Exercise 1 >> Retype the flare discussion below word for word.

Excerpt to read >>
"""

I wonder, is this something that’s common in other parts of the country and just not so much in my part of the South East? I have to guess the regular 12 gauge Orion flares will work, unless someone has tried and knows otherwise?

Is it a flaregun? Not a flaregun? Is is simply a “Projector, 12 Gauge”?
 
I'm on the water day in and day out (in season - our season starts with the New Year and runs through May - then the mosquitoes show up and my bookings diminish...). Lots of junk flares on the market in everything from big box stores to real marine hardware places.... For anyone wanting flares that really work (and realize they may be reaching for them in awful conditions... ), take a look at SOLAS flares first. "SOLAS" isn't' a brand name or a manufacturer -they're a type of flare - and what's required on ocean voyages - and what you're looking at in any movie when someone pops a really bright and serious flare on screen. They're not cheap at around $10 for one handheld flare and nearly $70 each for the parachute flare - but you can fire one up in a downpour (or when you're in the water in a real emergency...).

No you don't want to use one in a real fire hazard area since they are serious hot burning flares - but when you really need a flare they're roughly twice as bright as an ordinary highway flare - and long burning... I keep four of them (three handhelds, one para) on my small skiff and carefully replace them as they expire to keep current.

"""

Exercise 2 >> Swap "paragraph-text" for "text-block" in the entries, from the first entry through the line that contains "footnote-line: ٣٥٥ ـ", inclusive. Output only those lines, with everything else left as it is.

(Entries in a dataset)
"""

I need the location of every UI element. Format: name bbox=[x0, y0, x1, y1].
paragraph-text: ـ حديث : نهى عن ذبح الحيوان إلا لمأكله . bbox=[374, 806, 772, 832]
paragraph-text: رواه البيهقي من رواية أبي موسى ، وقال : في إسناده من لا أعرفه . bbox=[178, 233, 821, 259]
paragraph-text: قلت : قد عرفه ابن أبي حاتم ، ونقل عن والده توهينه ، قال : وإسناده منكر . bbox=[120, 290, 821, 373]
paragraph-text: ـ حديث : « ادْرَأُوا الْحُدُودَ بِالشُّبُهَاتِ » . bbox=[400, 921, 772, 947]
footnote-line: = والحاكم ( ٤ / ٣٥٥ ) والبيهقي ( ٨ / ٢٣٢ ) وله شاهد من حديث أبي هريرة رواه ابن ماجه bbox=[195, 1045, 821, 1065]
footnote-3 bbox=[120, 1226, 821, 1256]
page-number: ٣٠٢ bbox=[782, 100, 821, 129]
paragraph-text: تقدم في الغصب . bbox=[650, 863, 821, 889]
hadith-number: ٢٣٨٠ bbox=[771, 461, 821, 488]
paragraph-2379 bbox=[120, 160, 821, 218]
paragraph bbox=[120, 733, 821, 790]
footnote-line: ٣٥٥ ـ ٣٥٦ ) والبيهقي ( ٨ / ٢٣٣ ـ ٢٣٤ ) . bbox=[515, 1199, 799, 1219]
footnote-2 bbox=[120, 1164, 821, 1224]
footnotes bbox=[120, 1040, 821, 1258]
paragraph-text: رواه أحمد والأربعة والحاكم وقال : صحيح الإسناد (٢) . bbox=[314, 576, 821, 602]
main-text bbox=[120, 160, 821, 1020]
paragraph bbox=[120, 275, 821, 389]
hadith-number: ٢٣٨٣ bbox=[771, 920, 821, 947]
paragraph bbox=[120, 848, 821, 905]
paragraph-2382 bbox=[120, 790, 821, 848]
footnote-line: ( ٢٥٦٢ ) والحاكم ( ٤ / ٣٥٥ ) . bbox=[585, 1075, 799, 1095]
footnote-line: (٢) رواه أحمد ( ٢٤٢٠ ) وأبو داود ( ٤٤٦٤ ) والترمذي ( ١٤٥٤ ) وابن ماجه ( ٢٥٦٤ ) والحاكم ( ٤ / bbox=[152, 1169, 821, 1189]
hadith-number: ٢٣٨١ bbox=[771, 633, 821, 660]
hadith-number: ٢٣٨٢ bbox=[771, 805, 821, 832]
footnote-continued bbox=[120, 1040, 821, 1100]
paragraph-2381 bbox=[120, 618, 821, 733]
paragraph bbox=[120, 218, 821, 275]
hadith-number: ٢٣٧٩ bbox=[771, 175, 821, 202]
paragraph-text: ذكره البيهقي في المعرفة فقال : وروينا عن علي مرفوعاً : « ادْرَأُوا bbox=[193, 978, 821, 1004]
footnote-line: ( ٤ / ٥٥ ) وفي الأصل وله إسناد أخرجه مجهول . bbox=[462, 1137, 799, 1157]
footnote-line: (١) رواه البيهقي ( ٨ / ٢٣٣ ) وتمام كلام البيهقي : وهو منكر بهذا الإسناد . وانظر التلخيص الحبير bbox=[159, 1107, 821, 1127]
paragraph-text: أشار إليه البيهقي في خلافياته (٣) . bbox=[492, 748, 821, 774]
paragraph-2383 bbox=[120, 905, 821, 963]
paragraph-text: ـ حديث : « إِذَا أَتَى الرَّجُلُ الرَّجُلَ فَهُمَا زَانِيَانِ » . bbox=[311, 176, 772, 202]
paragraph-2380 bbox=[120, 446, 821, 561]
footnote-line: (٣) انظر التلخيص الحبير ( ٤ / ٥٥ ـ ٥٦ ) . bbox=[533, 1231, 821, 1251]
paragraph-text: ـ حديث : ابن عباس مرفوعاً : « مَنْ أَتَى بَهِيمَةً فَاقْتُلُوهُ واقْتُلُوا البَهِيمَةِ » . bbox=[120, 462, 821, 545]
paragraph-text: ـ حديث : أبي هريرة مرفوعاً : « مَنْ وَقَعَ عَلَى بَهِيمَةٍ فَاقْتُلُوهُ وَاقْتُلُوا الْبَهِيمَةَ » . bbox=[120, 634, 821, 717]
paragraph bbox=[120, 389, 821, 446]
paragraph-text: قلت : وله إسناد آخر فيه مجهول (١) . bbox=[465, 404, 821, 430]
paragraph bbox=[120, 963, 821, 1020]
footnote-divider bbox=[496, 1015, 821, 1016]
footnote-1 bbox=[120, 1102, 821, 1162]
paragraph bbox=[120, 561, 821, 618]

"""

Full answer 1 >>
I wonder, is this something that’s common in other parts of the country and just not so much in my part of the South East? I have to guess the regular 12 gauge Orion flares will work, unless someone has tried and knows otherwise?

Is it a flaregun? Not a flaregun? Is is simply a “Projector, 12 Gauge”?
 
I'm on the water day in and day out (in season - our season starts with the New Year and runs through May - then the mosquitoes show up and my bookings diminish...). Lots of junk flares on the market in everything from big box stores to real marine hardware places.... For anyone wanting flares that really work (and realize they may be reaching for them in awful conditions... ), take a look at SOLAS flares first. "SOLAS" isn't' a brand name or a manufacturer -they're a type of flare - and what's required on ocean voyages - and what you're looking at in any movie when someone pops a really bright and serious flare on screen. They're not cheap at around $10 for one handheld flare and nearly $70 each for the parachute flare - but you can fire one up in a downpour (or when you're in the water in a real emergency...).

No you don't want to use one in a real fire hazard area since they are serious hot burning flares - but when you really need a flare they're roughly twice as bright as an ordinary highway flare - and long burning... I keep four of them (three handhelds, one para) on my small skiff and carefully replace them as they expire to keep current.

Full answer 2 >>
I need the location of every UI element. Format: name bbox=[x0, y0, x1, y1].
text-block: ـ حديث : نهى عن ذبح الحيوان إلا لمأكله . bbox=[374, 806, 772, 832]
text-block: رواه البيهقي من رواية أبي موسى ، وقال : في إسناده من لا أعرفه . bbox=[178, 233, 821, 259]
text-block: قلت : قد عرفه ابن أبي حاتم ، ونقل عن والده توهينه ، قال : وإسناده منكر . bbox=[120, 290, 821, 373]
text-block: ـ حديث : « ادْرَأُوا الْحُدُودَ بِالشُّبُهَاتِ » . bbox=[400, 921, 772, 947]
footnote-line: = والحاكم ( ٤ / ٣٥٥ ) والبيهقي ( ٨ / ٢٣٢ ) وله شاهد من حديث أبي هريرة رواه ابن ماجه bbox=[195, 1045, 821, 1065]
footnote-3 bbox=[120, 1226, 821, 1256]
page-number: ٣٠٢ bbox=[782, 100, 821, 129]
text-block: تقدم في الغصب . bbox=[650, 863, 821, 889]
hadith-number: ٢٣٨٠ bbox=[771, 461, 821, 488]
paragraph-2379 bbox=[120, 160, 821, 218]
paragraph bbox=[120, 733, 821, 790]
footnote-line: ٣٥٥ ـ ٣٥٦ ) والبيهقي ( ٨ / ٢٣٣ ـ ٢٣٤ ) . bbox=[515, 1199, 799, 1219]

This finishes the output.